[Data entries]
· · · · · · ·
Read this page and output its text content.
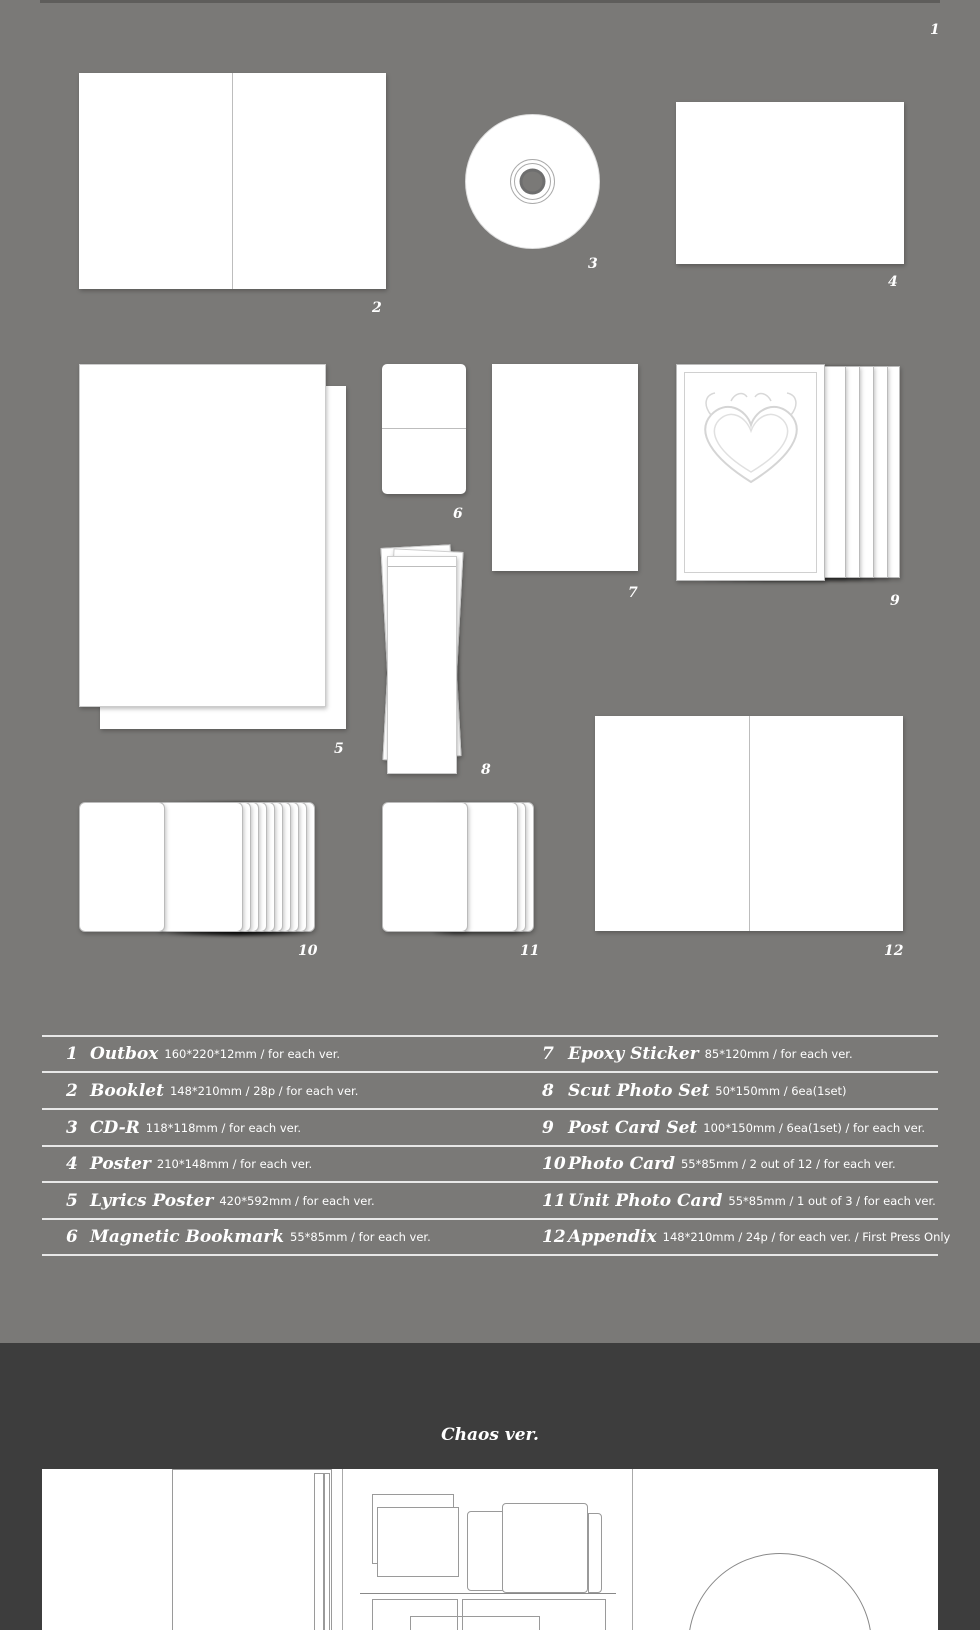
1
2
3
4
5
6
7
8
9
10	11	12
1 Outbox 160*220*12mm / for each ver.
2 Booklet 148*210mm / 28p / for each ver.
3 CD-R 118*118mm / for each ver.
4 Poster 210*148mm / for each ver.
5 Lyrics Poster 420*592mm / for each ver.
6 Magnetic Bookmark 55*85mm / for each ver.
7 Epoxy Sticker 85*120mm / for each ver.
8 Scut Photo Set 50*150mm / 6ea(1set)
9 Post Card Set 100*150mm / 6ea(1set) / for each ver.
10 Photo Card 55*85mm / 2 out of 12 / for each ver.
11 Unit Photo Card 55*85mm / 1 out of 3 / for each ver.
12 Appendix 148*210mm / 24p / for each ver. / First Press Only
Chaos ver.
· · · · · · ·
* _STATED EXERCISE_
Repeat the listing verbatim. Skip the pictures.

* _ANSWER FOR THIS EXERCISE_
Read this page and output its text content.
1
2
3
4
5
6
7
8
9
10	11	12
1 Outbox 160*220*12mm / for each ver.
2 Booklet 148*210mm / 28p / for each ver.
3 CD-R 118*118mm / for each ver.
4 Poster 210*148mm / for each ver.
5 Lyrics Poster 420*592mm / for each ver.
6 Magnetic Bookmark 55*85mm / for each ver.
7 Epoxy Sticker 85*120mm / for each ver.
8 Scut Photo Set 50*150mm / 6ea(1set)
9 Post Card Set 100*150mm / 6ea(1set) / for each ver.
10 Photo Card 55*85mm / 2 out of 12 / for each ver.
11 Unit Photo Card 55*85mm / 1 out of 3 / for each ver.
12 Appendix 148*210mm / 24p / for each ver. / First Press Only
Chaos ver.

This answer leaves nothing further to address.